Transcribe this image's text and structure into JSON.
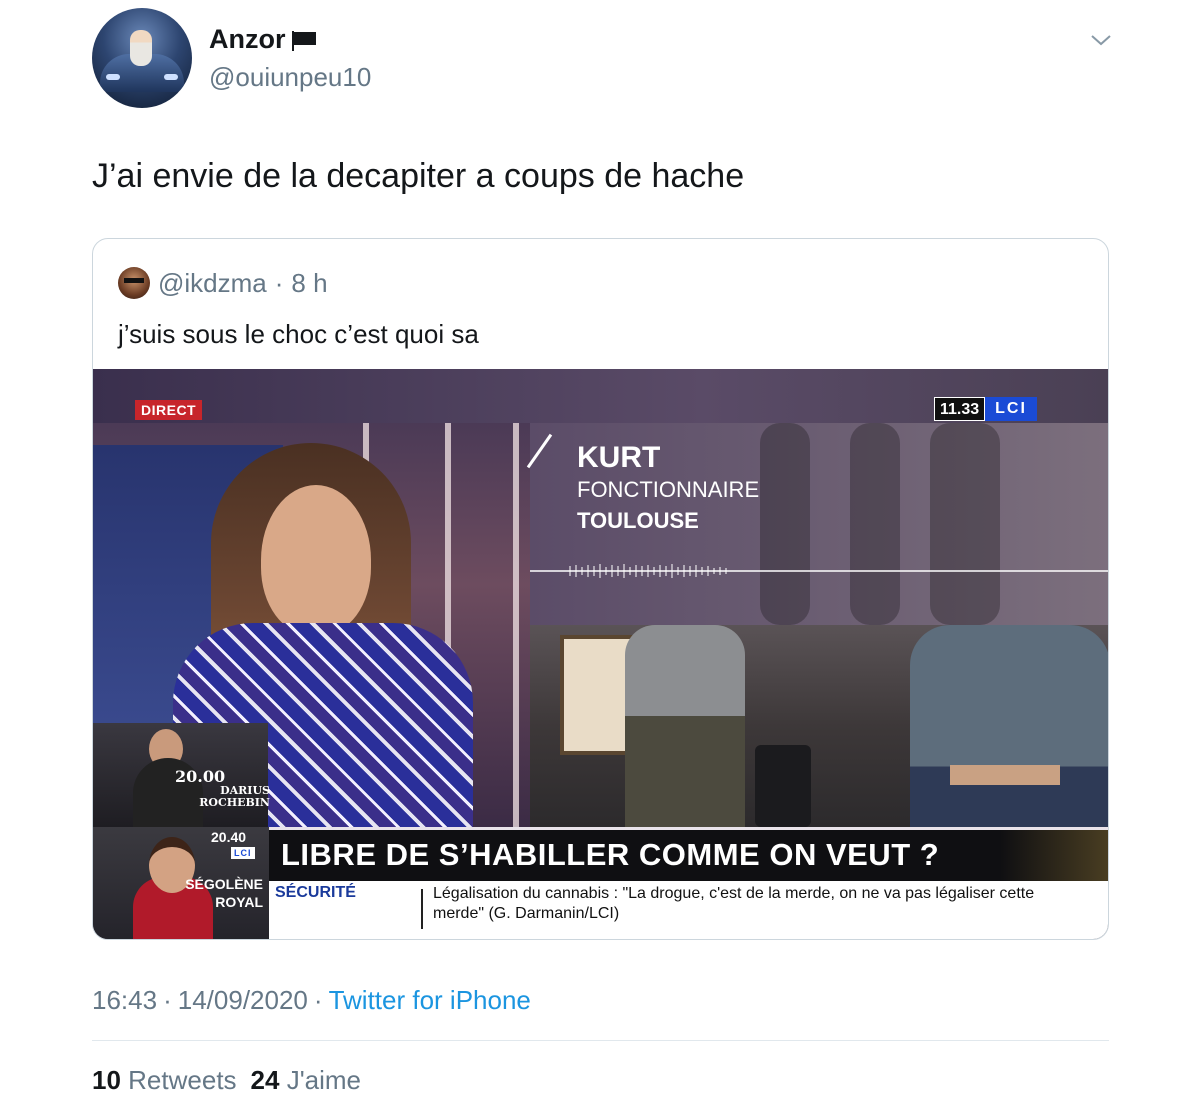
{
  "author": {
    "display_name": "Anzor",
    "handle": "@ouiunpeu10",
    "avatar_icon": "car-avatar",
    "name_emoji_icon": "black-flag-icon"
  },
  "menu_icon": "chevron-down-icon",
  "tweet_text": "J’ai envie de la decapiter a coups de hache",
  "quoted_tweet": {
    "handle": "@ikdzma",
    "separator": "·",
    "age": "8 h",
    "text": "j’suis sous le choc c’est quoi sa",
    "video_frame": {
      "live_badge": "DIRECT",
      "clock": "11.33",
      "channel_logo": "LCI",
      "guest_name": "KURT",
      "guest_job": "FONCTIONNAIRE",
      "guest_city": "TOULOUSE",
      "promo_top_time": "20.00",
      "promo_top_name_line1": "DARIUS",
      "promo_top_name_line2": "ROCHEBIN",
      "promo_bottom_time": "20.40",
      "promo_bottom_logo": "LCI",
      "promo_bottom_name_line1": "SÉGOLÈNE",
      "promo_bottom_name_line2": "ROYAL",
      "headline": "LIBRE DE S’HABILLER COMME ON VEUT ?",
      "ticker_section": "SÉCURITÉ",
      "ticker_text": "Légalisation du cannabis : \"La drogue, c'est de la merde, on ne va pas légaliser cette merde\" (G. Darmanin/LCI)"
    }
  },
  "footer": {
    "time": "16:43",
    "dot1": "·",
    "date": "14/09/2020",
    "dot2": "·",
    "source": "Twitter for iPhone",
    "retweets_count": "10",
    "retweets_label": "Retweets",
    "likes_count": "24",
    "likes_label": "J'aime"
  },
  "colors": {
    "link": "#1b95e0",
    "secondary_text": "#657786",
    "lci_blue": "#1a4bd6",
    "direct_red": "#c7252b"
  }
}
=====
◆ EXERCISE DETAILS: Return the listing above word for word, with the pictures removed.

◆ THE RESULT:
Transcribe this image's text and structure into JSON.
{
  "author": {
    "display_name": "Anzor",
    "handle": "@ouiunpeu10",
    "avatar_icon": "car-avatar",
    "name_emoji_icon": "black-flag-icon"
  },
  "menu_icon": "chevron-down-icon",
  "tweet_text": "J’ai envie de la decapiter a coups de hache",
  "quoted_tweet": {
    "handle": "@ikdzma",
    "separator": "·",
    "age": "8 h",
    "text": "j’suis sous le choc c’est quoi sa",
    "video_frame": {
      "live_badge": "DIRECT",
      "clock": "11.33",
      "channel_logo": "LCI",
      "guest_name": "KURT",
      "guest_job": "FONCTIONNAIRE",
      "guest_city": "TOULOUSE",
      "promo_top_time": "20.00",
      "promo_top_name_line1": "DARIUS",
      "promo_top_name_line2": "ROCHEBIN",
      "promo_bottom_time": "20.40",
      "promo_bottom_logo": "LCI",
      "promo_bottom_name_line1": "SÉGOLÈNE",
      "promo_bottom_name_line2": "ROYAL",
      "headline": "LIBRE DE S’HABILLER COMME ON VEUT ?",
      "ticker_section": "SÉCURITÉ",
      "ticker_text": "Légalisation du cannabis : \"La drogue, c'est de la merde, on ne va pas légaliser cette merde\" (G. Darmanin/LCI)"
    }
  },
  "footer": {
    "time": "16:43",
    "dot1": "·",
    "date": "14/09/2020",
    "dot2": "·",
    "source": "Twitter for iPhone",
    "retweets_count": "10",
    "retweets_label": "Retweets",
    "likes_count": "24",
    "likes_label": "J'aime"
  },
  "colors": {
    "link": "#1b95e0",
    "secondary_text": "#657786",
    "lci_blue": "#1a4bd6",
    "direct_red": "#c7252b"
  }
}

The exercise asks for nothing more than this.